▶ Dataset records:

• • • •

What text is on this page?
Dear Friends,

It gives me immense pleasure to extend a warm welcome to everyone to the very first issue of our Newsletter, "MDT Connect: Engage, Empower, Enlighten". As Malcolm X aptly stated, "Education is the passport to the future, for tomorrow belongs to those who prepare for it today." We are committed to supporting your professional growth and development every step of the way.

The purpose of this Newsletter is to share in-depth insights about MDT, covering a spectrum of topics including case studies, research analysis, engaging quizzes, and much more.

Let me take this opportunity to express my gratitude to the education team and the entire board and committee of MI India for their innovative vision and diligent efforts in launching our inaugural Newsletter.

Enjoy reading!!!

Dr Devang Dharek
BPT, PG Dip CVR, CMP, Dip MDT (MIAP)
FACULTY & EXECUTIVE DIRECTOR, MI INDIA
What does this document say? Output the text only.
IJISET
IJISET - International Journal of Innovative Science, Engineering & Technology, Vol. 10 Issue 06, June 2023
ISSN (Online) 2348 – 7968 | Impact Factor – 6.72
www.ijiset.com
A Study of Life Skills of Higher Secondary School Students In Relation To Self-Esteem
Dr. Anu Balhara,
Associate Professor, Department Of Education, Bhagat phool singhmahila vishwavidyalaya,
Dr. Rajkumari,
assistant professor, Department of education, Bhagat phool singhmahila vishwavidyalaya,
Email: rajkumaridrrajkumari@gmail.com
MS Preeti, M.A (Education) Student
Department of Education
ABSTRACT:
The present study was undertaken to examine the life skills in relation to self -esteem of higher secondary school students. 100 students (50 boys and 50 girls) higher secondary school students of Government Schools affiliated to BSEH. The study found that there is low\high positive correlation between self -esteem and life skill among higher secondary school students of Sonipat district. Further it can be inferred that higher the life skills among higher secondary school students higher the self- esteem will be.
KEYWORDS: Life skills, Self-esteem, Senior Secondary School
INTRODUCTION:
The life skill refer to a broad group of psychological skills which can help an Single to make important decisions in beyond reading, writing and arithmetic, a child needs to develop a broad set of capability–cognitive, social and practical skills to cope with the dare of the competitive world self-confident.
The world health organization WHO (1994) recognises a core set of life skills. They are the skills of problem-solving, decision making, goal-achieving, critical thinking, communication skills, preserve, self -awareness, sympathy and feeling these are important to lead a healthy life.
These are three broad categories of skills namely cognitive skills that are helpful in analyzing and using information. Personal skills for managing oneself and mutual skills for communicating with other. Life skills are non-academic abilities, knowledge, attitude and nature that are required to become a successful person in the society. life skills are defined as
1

• • • •

▶ Exercise description: Copy out every line of the data above, exactly as given.

▶ Answer for the task:
What text is on this page?
Dear Friends,

It gives me immense pleasure to extend a warm welcome to everyone to the very first issue of our Newsletter, "MDT Connect: Engage, Empower, Enlighten". As Malcolm X aptly stated, "Education is the passport to the future, for tomorrow belongs to those who prepare for it today." We are committed to supporting your professional growth and development every step of the way.

The purpose of this Newsletter is to share in-depth insights about MDT, covering a spectrum of topics including case studies, research analysis, engaging quizzes, and much more.

Let me take this opportunity to express my gratitude to the education team and the entire board and committee of MI India for their innovative vision and diligent efforts in launching our inaugural Newsletter.

Enjoy reading!!!

Dr Devang Dharek
BPT, PG Dip CVR, CMP, Dip MDT (MIAP)
FACULTY & EXECUTIVE DIRECTOR, MI INDIA
What does this document say? Output the text only.
IJISET
IJISET - International Journal of Innovative Science, Engineering & Technology, Vol. 10 Issue 06, June 2023
ISSN (Online) 2348 – 7968 | Impact Factor – 6.72
www.ijiset.com
A Study of Life Skills of Higher Secondary School Students In Relation To Self-Esteem
Dr. Anu Balhara,
Associate Professor, Department Of Education, Bhagat phool singhmahila vishwavidyalaya,
Dr. Rajkumari,
assistant professor, Department of education, Bhagat phool singhmahila vishwavidyalaya,
Email: rajkumaridrrajkumari@gmail.com
MS Preeti, M.A (Education) Student
Department of Education
ABSTRACT:
The present study was undertaken to examine the life skills in relation to self -esteem of higher secondary school students. 100 students (50 boys and 50 girls) higher secondary school students of Government Schools affiliated to BSEH. The study found that there is low\high positive correlation between self -esteem and life skill among higher secondary school students of Sonipat district. Further it can be inferred that higher the life skills among higher secondary school students higher the self- esteem will be.
KEYWORDS: Life skills, Self-esteem, Senior Secondary School
INTRODUCTION:
The life skill refer to a broad group of psychological skills which can help an Single to make important decisions in beyond reading, writing and arithmetic, a child needs to develop a broad set of capability–cognitive, social and practical skills to cope with the dare of the competitive world self-confident.
The world health organization WHO (1994) recognises a core set of life skills. They are the skills of problem-solving, decision making, goal-achieving, critical thinking, communication skills, preserve, self -awareness, sympathy and feeling these are important to lead a healthy life.
These are three broad categories of skills namely cognitive skills that are helpful in analyzing and using information. Personal skills for managing oneself and mutual skills for communicating with other. Life skills are non-academic abilities, knowledge, attitude and nature that are required to become a successful person in the society. life skills are defined as
1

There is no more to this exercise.